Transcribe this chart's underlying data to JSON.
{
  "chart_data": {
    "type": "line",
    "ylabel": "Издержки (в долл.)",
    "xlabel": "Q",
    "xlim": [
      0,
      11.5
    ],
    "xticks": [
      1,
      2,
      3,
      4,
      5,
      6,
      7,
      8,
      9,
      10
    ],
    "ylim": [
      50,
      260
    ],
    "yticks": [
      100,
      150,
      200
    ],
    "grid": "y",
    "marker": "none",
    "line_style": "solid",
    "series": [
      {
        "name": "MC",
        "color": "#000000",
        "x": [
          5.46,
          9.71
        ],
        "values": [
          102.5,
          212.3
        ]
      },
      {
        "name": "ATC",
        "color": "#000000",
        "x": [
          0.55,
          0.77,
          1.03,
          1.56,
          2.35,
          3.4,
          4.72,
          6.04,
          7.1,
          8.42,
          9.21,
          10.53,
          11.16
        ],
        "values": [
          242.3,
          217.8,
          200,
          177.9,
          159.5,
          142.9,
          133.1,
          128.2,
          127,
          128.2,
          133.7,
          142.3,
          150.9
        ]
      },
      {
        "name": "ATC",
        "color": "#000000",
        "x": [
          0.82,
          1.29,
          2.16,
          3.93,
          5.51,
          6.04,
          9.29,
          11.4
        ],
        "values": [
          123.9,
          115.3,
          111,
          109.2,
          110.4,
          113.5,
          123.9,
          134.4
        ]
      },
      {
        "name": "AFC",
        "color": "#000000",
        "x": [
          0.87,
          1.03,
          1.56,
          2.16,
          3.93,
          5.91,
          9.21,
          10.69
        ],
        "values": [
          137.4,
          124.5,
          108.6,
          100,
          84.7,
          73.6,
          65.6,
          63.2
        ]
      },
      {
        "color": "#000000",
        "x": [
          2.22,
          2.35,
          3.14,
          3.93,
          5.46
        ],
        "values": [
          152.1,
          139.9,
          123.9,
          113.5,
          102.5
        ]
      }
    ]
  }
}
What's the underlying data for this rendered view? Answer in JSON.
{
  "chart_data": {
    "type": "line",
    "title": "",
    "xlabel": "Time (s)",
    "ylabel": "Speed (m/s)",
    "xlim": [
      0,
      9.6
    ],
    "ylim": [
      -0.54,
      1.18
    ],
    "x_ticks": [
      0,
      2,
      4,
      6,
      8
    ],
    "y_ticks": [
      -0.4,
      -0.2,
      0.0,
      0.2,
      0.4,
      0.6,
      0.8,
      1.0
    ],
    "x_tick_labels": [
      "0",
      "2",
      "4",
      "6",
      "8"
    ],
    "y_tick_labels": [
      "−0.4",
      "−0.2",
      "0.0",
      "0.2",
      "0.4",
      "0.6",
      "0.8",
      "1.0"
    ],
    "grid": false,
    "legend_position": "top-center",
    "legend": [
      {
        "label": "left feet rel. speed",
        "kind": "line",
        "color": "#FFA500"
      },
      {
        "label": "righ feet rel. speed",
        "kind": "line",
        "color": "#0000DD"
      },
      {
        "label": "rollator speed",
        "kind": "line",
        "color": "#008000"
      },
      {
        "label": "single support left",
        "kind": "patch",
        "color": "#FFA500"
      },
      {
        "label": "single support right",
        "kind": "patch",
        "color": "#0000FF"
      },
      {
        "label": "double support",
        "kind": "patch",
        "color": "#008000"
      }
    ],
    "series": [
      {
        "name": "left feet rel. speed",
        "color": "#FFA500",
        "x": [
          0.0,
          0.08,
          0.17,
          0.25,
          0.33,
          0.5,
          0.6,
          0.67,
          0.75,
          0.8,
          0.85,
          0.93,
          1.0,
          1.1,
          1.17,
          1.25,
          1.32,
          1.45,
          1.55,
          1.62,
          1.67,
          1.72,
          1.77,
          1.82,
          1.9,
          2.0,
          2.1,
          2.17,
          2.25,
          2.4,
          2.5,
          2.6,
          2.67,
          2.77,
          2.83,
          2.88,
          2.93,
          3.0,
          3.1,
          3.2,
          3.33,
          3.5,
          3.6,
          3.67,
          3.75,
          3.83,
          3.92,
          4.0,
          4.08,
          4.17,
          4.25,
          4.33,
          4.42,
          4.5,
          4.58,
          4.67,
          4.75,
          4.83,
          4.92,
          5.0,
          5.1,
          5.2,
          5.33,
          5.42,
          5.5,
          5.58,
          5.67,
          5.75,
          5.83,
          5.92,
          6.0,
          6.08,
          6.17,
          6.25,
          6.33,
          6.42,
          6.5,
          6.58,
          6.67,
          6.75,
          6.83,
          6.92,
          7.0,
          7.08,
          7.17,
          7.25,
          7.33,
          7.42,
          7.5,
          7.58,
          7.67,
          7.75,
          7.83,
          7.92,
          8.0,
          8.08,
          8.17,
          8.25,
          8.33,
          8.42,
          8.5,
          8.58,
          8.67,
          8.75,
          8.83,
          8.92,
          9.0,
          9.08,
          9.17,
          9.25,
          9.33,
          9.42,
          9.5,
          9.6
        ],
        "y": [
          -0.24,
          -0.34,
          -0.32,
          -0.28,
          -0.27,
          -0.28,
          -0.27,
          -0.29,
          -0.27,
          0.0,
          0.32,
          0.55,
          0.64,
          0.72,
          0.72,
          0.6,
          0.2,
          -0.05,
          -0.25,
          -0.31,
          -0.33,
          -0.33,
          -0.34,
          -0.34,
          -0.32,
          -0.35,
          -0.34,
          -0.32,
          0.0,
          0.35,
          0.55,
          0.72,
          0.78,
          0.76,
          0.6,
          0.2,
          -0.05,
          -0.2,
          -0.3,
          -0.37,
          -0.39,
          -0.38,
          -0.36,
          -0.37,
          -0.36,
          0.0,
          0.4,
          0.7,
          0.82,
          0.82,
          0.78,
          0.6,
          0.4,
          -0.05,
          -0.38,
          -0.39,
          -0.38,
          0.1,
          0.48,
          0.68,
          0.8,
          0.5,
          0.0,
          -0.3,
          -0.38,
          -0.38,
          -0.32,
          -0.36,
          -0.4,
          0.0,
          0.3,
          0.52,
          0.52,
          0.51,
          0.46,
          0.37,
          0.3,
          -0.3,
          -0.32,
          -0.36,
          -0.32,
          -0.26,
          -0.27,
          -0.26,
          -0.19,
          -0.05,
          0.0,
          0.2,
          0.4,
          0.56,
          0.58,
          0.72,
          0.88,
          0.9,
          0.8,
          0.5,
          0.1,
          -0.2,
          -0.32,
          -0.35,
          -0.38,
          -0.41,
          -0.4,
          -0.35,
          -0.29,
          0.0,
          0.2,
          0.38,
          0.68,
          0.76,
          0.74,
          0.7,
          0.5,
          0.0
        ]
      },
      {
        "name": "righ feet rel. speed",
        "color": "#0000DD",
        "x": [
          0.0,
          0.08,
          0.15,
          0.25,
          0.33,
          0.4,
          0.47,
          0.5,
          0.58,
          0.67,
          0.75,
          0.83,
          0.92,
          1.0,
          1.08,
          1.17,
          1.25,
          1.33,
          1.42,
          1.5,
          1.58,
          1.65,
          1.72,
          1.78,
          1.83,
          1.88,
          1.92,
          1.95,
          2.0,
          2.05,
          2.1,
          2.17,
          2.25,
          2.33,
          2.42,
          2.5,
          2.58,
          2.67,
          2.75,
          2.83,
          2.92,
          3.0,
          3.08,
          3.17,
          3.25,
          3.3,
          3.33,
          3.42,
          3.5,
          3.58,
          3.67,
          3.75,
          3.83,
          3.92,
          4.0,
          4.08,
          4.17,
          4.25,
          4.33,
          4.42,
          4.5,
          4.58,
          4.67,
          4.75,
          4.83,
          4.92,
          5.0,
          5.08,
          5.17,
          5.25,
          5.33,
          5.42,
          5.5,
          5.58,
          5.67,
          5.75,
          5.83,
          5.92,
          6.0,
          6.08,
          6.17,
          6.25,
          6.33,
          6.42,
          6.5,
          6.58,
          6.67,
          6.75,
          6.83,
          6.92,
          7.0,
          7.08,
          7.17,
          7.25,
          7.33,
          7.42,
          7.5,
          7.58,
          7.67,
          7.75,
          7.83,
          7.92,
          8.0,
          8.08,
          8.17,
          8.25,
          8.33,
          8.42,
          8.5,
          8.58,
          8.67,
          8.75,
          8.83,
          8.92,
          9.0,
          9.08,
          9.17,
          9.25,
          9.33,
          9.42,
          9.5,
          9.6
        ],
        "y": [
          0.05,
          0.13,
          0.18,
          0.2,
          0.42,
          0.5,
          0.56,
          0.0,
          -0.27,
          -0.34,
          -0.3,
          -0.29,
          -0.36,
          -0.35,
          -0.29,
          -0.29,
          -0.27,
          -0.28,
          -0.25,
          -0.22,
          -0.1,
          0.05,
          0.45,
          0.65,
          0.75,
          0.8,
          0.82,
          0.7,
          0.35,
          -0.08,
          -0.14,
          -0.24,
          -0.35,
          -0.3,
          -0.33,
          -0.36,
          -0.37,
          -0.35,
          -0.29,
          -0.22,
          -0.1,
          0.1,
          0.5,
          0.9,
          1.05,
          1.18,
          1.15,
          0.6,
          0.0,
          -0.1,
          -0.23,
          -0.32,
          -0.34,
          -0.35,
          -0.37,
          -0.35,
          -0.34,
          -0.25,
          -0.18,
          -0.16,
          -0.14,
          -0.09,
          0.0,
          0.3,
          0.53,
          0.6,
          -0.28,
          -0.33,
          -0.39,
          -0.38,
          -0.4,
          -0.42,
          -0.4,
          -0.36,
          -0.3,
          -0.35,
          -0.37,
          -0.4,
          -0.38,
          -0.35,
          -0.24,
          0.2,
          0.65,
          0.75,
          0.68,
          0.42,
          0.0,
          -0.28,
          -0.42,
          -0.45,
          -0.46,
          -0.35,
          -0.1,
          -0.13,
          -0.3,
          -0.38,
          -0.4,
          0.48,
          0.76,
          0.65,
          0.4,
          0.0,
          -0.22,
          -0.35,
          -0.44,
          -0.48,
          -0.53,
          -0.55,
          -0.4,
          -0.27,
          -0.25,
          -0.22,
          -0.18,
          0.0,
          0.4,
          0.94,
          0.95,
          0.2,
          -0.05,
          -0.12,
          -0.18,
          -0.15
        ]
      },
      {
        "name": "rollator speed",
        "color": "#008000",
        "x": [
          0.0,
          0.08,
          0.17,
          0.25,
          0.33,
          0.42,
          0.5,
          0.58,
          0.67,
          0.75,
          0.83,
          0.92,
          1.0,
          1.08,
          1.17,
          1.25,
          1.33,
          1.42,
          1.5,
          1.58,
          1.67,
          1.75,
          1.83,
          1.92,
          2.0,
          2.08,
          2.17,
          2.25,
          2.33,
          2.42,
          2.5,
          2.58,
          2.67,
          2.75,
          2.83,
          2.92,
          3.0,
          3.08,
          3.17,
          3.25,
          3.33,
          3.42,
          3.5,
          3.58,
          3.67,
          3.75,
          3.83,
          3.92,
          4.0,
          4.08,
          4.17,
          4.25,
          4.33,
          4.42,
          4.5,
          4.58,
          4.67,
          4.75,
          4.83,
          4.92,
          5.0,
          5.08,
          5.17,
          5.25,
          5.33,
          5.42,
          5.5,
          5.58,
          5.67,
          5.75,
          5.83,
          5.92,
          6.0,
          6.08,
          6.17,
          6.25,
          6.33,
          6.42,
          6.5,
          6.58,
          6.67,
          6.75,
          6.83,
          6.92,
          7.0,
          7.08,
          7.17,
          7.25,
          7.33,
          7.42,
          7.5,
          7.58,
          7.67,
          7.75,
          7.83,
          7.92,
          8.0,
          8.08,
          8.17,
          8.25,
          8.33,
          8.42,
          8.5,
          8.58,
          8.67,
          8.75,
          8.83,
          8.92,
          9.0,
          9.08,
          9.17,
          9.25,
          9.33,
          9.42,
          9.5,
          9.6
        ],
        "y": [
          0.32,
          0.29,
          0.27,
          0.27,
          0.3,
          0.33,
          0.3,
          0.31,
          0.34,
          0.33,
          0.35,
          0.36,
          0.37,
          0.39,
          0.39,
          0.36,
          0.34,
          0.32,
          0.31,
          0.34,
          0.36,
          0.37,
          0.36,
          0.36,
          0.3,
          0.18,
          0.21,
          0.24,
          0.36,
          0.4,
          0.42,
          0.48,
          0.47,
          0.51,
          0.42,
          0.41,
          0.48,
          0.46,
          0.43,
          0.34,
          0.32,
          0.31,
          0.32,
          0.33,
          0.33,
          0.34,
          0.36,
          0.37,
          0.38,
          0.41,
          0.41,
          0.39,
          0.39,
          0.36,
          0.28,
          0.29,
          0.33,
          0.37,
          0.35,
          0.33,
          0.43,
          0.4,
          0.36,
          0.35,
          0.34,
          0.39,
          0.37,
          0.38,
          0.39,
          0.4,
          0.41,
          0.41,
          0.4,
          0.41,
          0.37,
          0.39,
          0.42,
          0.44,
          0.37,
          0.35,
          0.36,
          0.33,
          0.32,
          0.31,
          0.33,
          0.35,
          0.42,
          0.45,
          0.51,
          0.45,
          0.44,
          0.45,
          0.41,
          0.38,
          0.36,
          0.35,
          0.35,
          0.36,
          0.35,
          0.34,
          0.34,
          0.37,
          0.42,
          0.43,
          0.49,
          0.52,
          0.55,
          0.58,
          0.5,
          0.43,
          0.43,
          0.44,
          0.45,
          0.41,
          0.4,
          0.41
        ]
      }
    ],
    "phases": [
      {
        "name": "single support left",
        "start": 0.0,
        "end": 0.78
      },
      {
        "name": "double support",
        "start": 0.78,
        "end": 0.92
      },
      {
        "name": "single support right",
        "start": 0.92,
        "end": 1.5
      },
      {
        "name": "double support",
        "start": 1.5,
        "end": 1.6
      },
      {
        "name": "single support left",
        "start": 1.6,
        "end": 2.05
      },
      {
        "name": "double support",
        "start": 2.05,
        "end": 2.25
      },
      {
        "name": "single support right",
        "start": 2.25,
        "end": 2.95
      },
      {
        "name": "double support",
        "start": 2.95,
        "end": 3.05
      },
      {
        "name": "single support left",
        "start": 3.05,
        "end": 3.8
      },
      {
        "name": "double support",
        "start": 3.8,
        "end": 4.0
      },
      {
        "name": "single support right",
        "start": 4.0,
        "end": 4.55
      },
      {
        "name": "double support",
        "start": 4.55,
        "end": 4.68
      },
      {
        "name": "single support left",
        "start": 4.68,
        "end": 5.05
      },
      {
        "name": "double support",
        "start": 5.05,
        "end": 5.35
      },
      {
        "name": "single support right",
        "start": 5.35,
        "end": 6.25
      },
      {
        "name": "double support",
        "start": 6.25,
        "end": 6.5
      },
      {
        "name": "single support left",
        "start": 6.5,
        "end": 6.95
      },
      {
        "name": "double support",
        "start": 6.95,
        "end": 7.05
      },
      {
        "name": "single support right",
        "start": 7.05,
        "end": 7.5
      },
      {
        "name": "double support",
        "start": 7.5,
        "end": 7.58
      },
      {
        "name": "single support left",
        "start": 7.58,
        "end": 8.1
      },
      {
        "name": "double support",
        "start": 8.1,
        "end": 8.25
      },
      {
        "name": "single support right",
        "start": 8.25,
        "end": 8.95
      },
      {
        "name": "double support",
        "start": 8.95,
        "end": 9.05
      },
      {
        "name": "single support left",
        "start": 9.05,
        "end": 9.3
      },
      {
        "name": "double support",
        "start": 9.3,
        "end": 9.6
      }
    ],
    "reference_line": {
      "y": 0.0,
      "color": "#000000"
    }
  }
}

*-*-*

== Instructions to follow ==
Report each line in the data that holds the word "feet".

== Solution to the problem ==
        "label": "left feet rel. speed",
        "label": "righ feet rel. speed",
        "name": "left feet rel. speed",
        "name": "righ feet rel. speed",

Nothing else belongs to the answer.